**Stated task:**
Count how many lines hold the string "name". Answer with that number and nothing more.

## begin Recorded data

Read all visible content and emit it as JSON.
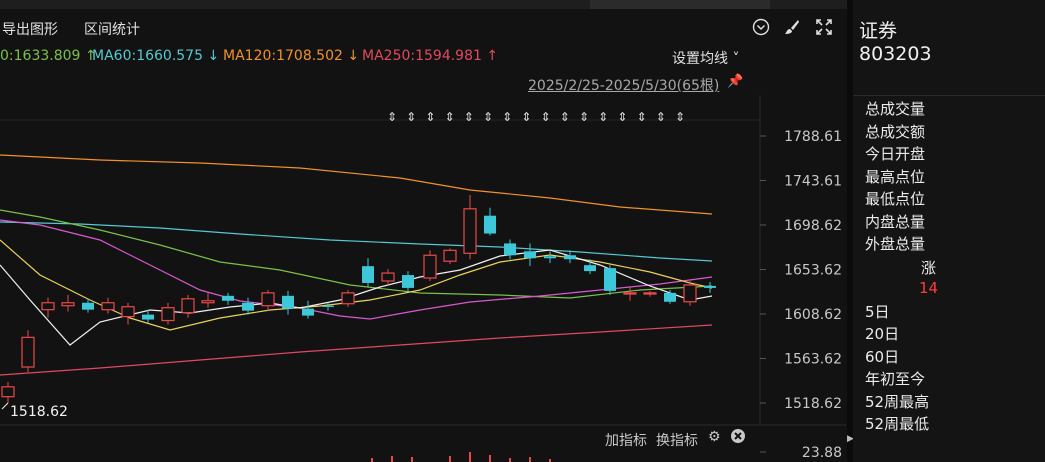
{
  "toolbar": {
    "export_label": "导出图形",
    "range_stats_label": "区间统计",
    "icons": [
      "chevron-circle-icon",
      "brush-icon",
      "fullscreen-icon"
    ]
  },
  "ma_legend": [
    {
      "text": "0:1633.809",
      "arrow": "↑",
      "color": "#7cc04a"
    },
    {
      "text": "MA60:1660.575",
      "arrow": "↓",
      "color": "#55c8d0"
    },
    {
      "text": "MA120:1708.502",
      "arrow": "↓",
      "color": "#f0922a"
    },
    {
      "text": "MA250:1594.981",
      "arrow": "↑",
      "color": "#e04a5e"
    }
  ],
  "set_ma_label": "设置均线 ˅",
  "date_range": "2025/2/25-2025/5/30(65根)",
  "price_axis": [
    "1788.61",
    "1743.61",
    "1698.62",
    "1653.62",
    "1608.62",
    "1563.62",
    "1518.62"
  ],
  "low_marker": "1518.62",
  "volume_axis_top": "23.88",
  "bottom": {
    "add_indicator": "加指标",
    "switch_indicator": "换指标"
  },
  "colors": {
    "up": "#e84a4a",
    "down": "#3cc8d8",
    "bg": "#121212"
  },
  "panel": {
    "title": "证券",
    "code": "803203",
    "items": [
      "总成交量",
      "总成交额",
      "今日开盘",
      "最高点位",
      "最低点位",
      "内盘总量",
      "外盘总量"
    ],
    "rise_label": "涨",
    "rise_value": "14",
    "periods": [
      "5日",
      "20日",
      "60日",
      "年初至今",
      "52周最高",
      "52周最低"
    ]
  }
}
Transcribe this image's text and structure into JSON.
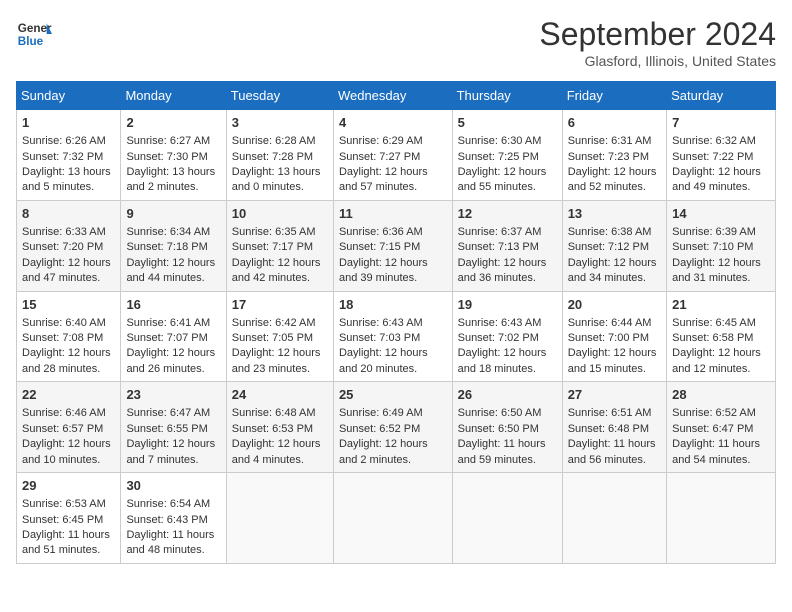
{
  "logo": {
    "line1": "General",
    "line2": "Blue"
  },
  "title": "September 2024",
  "subtitle": "Glasford, Illinois, United States",
  "days_of_week": [
    "Sunday",
    "Monday",
    "Tuesday",
    "Wednesday",
    "Thursday",
    "Friday",
    "Saturday"
  ],
  "weeks": [
    [
      {
        "day": "1",
        "sunrise": "Sunrise: 6:26 AM",
        "sunset": "Sunset: 7:32 PM",
        "daylight": "Daylight: 13 hours and 5 minutes."
      },
      {
        "day": "2",
        "sunrise": "Sunrise: 6:27 AM",
        "sunset": "Sunset: 7:30 PM",
        "daylight": "Daylight: 13 hours and 2 minutes."
      },
      {
        "day": "3",
        "sunrise": "Sunrise: 6:28 AM",
        "sunset": "Sunset: 7:28 PM",
        "daylight": "Daylight: 13 hours and 0 minutes."
      },
      {
        "day": "4",
        "sunrise": "Sunrise: 6:29 AM",
        "sunset": "Sunset: 7:27 PM",
        "daylight": "Daylight: 12 hours and 57 minutes."
      },
      {
        "day": "5",
        "sunrise": "Sunrise: 6:30 AM",
        "sunset": "Sunset: 7:25 PM",
        "daylight": "Daylight: 12 hours and 55 minutes."
      },
      {
        "day": "6",
        "sunrise": "Sunrise: 6:31 AM",
        "sunset": "Sunset: 7:23 PM",
        "daylight": "Daylight: 12 hours and 52 minutes."
      },
      {
        "day": "7",
        "sunrise": "Sunrise: 6:32 AM",
        "sunset": "Sunset: 7:22 PM",
        "daylight": "Daylight: 12 hours and 49 minutes."
      }
    ],
    [
      {
        "day": "8",
        "sunrise": "Sunrise: 6:33 AM",
        "sunset": "Sunset: 7:20 PM",
        "daylight": "Daylight: 12 hours and 47 minutes."
      },
      {
        "day": "9",
        "sunrise": "Sunrise: 6:34 AM",
        "sunset": "Sunset: 7:18 PM",
        "daylight": "Daylight: 12 hours and 44 minutes."
      },
      {
        "day": "10",
        "sunrise": "Sunrise: 6:35 AM",
        "sunset": "Sunset: 7:17 PM",
        "daylight": "Daylight: 12 hours and 42 minutes."
      },
      {
        "day": "11",
        "sunrise": "Sunrise: 6:36 AM",
        "sunset": "Sunset: 7:15 PM",
        "daylight": "Daylight: 12 hours and 39 minutes."
      },
      {
        "day": "12",
        "sunrise": "Sunrise: 6:37 AM",
        "sunset": "Sunset: 7:13 PM",
        "daylight": "Daylight: 12 hours and 36 minutes."
      },
      {
        "day": "13",
        "sunrise": "Sunrise: 6:38 AM",
        "sunset": "Sunset: 7:12 PM",
        "daylight": "Daylight: 12 hours and 34 minutes."
      },
      {
        "day": "14",
        "sunrise": "Sunrise: 6:39 AM",
        "sunset": "Sunset: 7:10 PM",
        "daylight": "Daylight: 12 hours and 31 minutes."
      }
    ],
    [
      {
        "day": "15",
        "sunrise": "Sunrise: 6:40 AM",
        "sunset": "Sunset: 7:08 PM",
        "daylight": "Daylight: 12 hours and 28 minutes."
      },
      {
        "day": "16",
        "sunrise": "Sunrise: 6:41 AM",
        "sunset": "Sunset: 7:07 PM",
        "daylight": "Daylight: 12 hours and 26 minutes."
      },
      {
        "day": "17",
        "sunrise": "Sunrise: 6:42 AM",
        "sunset": "Sunset: 7:05 PM",
        "daylight": "Daylight: 12 hours and 23 minutes."
      },
      {
        "day": "18",
        "sunrise": "Sunrise: 6:43 AM",
        "sunset": "Sunset: 7:03 PM",
        "daylight": "Daylight: 12 hours and 20 minutes."
      },
      {
        "day": "19",
        "sunrise": "Sunrise: 6:43 AM",
        "sunset": "Sunset: 7:02 PM",
        "daylight": "Daylight: 12 hours and 18 minutes."
      },
      {
        "day": "20",
        "sunrise": "Sunrise: 6:44 AM",
        "sunset": "Sunset: 7:00 PM",
        "daylight": "Daylight: 12 hours and 15 minutes."
      },
      {
        "day": "21",
        "sunrise": "Sunrise: 6:45 AM",
        "sunset": "Sunset: 6:58 PM",
        "daylight": "Daylight: 12 hours and 12 minutes."
      }
    ],
    [
      {
        "day": "22",
        "sunrise": "Sunrise: 6:46 AM",
        "sunset": "Sunset: 6:57 PM",
        "daylight": "Daylight: 12 hours and 10 minutes."
      },
      {
        "day": "23",
        "sunrise": "Sunrise: 6:47 AM",
        "sunset": "Sunset: 6:55 PM",
        "daylight": "Daylight: 12 hours and 7 minutes."
      },
      {
        "day": "24",
        "sunrise": "Sunrise: 6:48 AM",
        "sunset": "Sunset: 6:53 PM",
        "daylight": "Daylight: 12 hours and 4 minutes."
      },
      {
        "day": "25",
        "sunrise": "Sunrise: 6:49 AM",
        "sunset": "Sunset: 6:52 PM",
        "daylight": "Daylight: 12 hours and 2 minutes."
      },
      {
        "day": "26",
        "sunrise": "Sunrise: 6:50 AM",
        "sunset": "Sunset: 6:50 PM",
        "daylight": "Daylight: 11 hours and 59 minutes."
      },
      {
        "day": "27",
        "sunrise": "Sunrise: 6:51 AM",
        "sunset": "Sunset: 6:48 PM",
        "daylight": "Daylight: 11 hours and 56 minutes."
      },
      {
        "day": "28",
        "sunrise": "Sunrise: 6:52 AM",
        "sunset": "Sunset: 6:47 PM",
        "daylight": "Daylight: 11 hours and 54 minutes."
      }
    ],
    [
      {
        "day": "29",
        "sunrise": "Sunrise: 6:53 AM",
        "sunset": "Sunset: 6:45 PM",
        "daylight": "Daylight: 11 hours and 51 minutes."
      },
      {
        "day": "30",
        "sunrise": "Sunrise: 6:54 AM",
        "sunset": "Sunset: 6:43 PM",
        "daylight": "Daylight: 11 hours and 48 minutes."
      },
      null,
      null,
      null,
      null,
      null
    ]
  ]
}
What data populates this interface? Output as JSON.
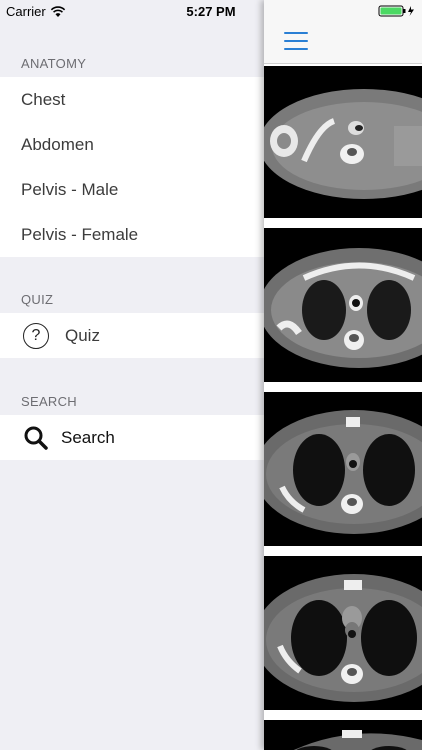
{
  "status_bar": {
    "carrier": "Carrier",
    "time": "5:27 PM",
    "battery_color": "#4cd964"
  },
  "menu": {
    "sections": [
      {
        "header": "ANATOMY",
        "items": [
          "Chest",
          "Abdomen",
          "Pelvis - Male",
          "Pelvis - Female"
        ]
      },
      {
        "header": "QUIZ",
        "items": [
          "Quiz"
        ],
        "icon": "question-circle-icon"
      },
      {
        "header": "SEARCH",
        "items": [
          "Search"
        ],
        "icon": "search-icon"
      }
    ]
  },
  "main": {
    "menu_icon": "hamburger-icon",
    "accent_color": "#2a7fd4",
    "images": [
      {
        "name": "ct-slice-1"
      },
      {
        "name": "ct-slice-2"
      },
      {
        "name": "ct-slice-3"
      },
      {
        "name": "ct-slice-4"
      },
      {
        "name": "ct-slice-5"
      }
    ]
  }
}
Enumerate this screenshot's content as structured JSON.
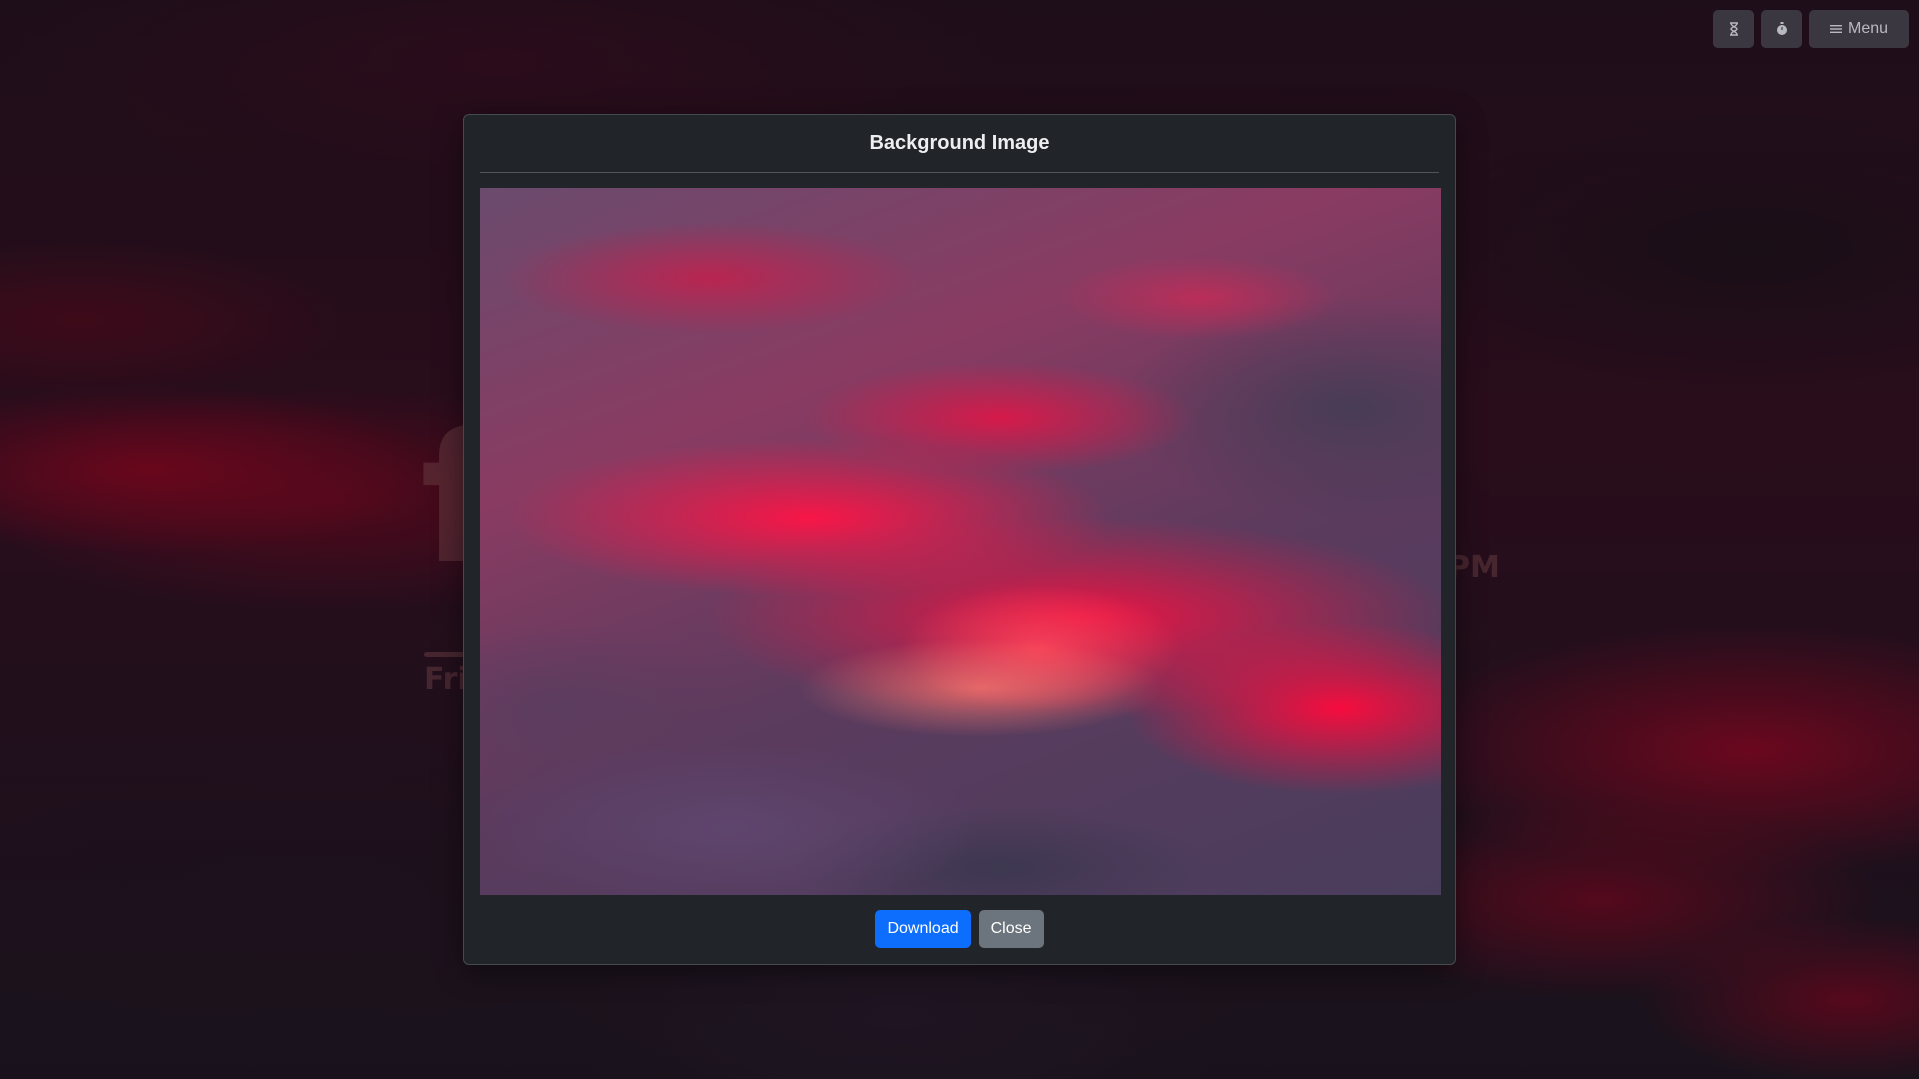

## end Recorded data

**Response:**
5